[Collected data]
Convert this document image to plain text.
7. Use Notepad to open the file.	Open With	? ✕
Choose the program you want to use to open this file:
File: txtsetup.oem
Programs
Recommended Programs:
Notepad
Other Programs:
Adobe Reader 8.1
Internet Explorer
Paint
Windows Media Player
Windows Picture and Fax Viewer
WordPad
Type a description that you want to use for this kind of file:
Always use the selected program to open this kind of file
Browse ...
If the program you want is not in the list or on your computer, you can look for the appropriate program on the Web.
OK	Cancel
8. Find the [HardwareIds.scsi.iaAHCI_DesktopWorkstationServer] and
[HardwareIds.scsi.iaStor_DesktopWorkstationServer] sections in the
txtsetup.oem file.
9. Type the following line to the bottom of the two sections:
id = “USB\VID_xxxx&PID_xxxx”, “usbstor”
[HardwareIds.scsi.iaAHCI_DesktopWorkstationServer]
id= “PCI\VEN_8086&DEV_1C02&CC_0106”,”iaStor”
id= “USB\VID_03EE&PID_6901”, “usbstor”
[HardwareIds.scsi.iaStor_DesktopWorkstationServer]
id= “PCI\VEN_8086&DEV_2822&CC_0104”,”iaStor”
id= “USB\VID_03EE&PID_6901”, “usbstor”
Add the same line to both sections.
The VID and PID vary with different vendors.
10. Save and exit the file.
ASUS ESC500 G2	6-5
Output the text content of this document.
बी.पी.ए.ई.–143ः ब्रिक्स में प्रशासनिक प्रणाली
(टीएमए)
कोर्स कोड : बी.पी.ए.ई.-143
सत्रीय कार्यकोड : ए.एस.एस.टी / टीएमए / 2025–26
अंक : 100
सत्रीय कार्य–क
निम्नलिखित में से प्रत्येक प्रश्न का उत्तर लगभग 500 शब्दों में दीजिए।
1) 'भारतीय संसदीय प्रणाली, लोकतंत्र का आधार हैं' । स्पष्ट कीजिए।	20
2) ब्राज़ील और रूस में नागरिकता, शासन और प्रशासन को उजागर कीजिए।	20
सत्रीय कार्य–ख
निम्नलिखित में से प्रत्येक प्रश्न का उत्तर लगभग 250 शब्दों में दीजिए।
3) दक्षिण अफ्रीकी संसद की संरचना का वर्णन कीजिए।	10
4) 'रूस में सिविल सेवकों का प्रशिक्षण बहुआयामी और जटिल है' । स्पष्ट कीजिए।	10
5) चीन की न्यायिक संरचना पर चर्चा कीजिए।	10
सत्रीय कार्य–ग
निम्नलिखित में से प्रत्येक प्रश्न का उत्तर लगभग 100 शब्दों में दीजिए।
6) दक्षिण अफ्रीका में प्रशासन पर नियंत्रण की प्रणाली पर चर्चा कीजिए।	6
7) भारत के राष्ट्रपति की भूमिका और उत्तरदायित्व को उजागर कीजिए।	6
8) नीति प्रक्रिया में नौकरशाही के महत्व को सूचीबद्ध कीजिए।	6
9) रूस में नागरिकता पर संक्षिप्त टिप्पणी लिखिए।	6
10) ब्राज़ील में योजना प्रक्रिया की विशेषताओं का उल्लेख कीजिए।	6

◆ **WRITTEN REQUEST**
Repeat the material word for word, in full.

◆ **TASK ANSWER**
Convert this document image to plain text.
7. Use Notepad to open the file.	Open With	? ✕
Choose the program you want to use to open this file:
File: txtsetup.oem
Programs
Recommended Programs:
Notepad
Other Programs:
Adobe Reader 8.1
Internet Explorer
Paint
Windows Media Player
Windows Picture and Fax Viewer
WordPad
Type a description that you want to use for this kind of file:
Always use the selected program to open this kind of file
Browse ...
If the program you want is not in the list or on your computer, you can look for the appropriate program on the Web.
OK	Cancel
8. Find the [HardwareIds.scsi.iaAHCI_DesktopWorkstationServer] and
[HardwareIds.scsi.iaStor_DesktopWorkstationServer] sections in the
txtsetup.oem file.
9. Type the following line to the bottom of the two sections:
id = “USB\VID_xxxx&PID_xxxx”, “usbstor”
[HardwareIds.scsi.iaAHCI_DesktopWorkstationServer]
id= “PCI\VEN_8086&DEV_1C02&CC_0106”,”iaStor”
id= “USB\VID_03EE&PID_6901”, “usbstor”
[HardwareIds.scsi.iaStor_DesktopWorkstationServer]
id= “PCI\VEN_8086&DEV_2822&CC_0104”,”iaStor”
id= “USB\VID_03EE&PID_6901”, “usbstor”
Add the same line to both sections.
The VID and PID vary with different vendors.
10. Save and exit the file.
ASUS ESC500 G2	6-5
Output the text content of this document.
बी.पी.ए.ई.–143ः ब्रिक्स में प्रशासनिक प्रणाली
(टीएमए)
कोर्स कोड : बी.पी.ए.ई.-143
सत्रीय कार्यकोड : ए.एस.एस.टी / टीएमए / 2025–26
अंक : 100
सत्रीय कार्य–क
निम्नलिखित में से प्रत्येक प्रश्न का उत्तर लगभग 500 शब्दों में दीजिए।
1) 'भारतीय संसदीय प्रणाली, लोकतंत्र का आधार हैं' । स्पष्ट कीजिए।	20
2) ब्राज़ील और रूस में नागरिकता, शासन और प्रशासन को उजागर कीजिए।	20
सत्रीय कार्य–ख
निम्नलिखित में से प्रत्येक प्रश्न का उत्तर लगभग 250 शब्दों में दीजिए।
3) दक्षिण अफ्रीकी संसद की संरचना का वर्णन कीजिए।	10
4) 'रूस में सिविल सेवकों का प्रशिक्षण बहुआयामी और जटिल है' । स्पष्ट कीजिए।	10
5) चीन की न्यायिक संरचना पर चर्चा कीजिए।	10
सत्रीय कार्य–ग
निम्नलिखित में से प्रत्येक प्रश्न का उत्तर लगभग 100 शब्दों में दीजिए।
6) दक्षिण अफ्रीका में प्रशासन पर नियंत्रण की प्रणाली पर चर्चा कीजिए।	6
7) भारत के राष्ट्रपति की भूमिका और उत्तरदायित्व को उजागर कीजिए।	6
8) नीति प्रक्रिया में नौकरशाही के महत्व को सूचीबद्ध कीजिए।	6
9) रूस में नागरिकता पर संक्षिप्त टिप्पणी लिखिए।	6
10) ब्राज़ील में योजना प्रक्रिया की विशेषताओं का उल्लेख कीजिए।	6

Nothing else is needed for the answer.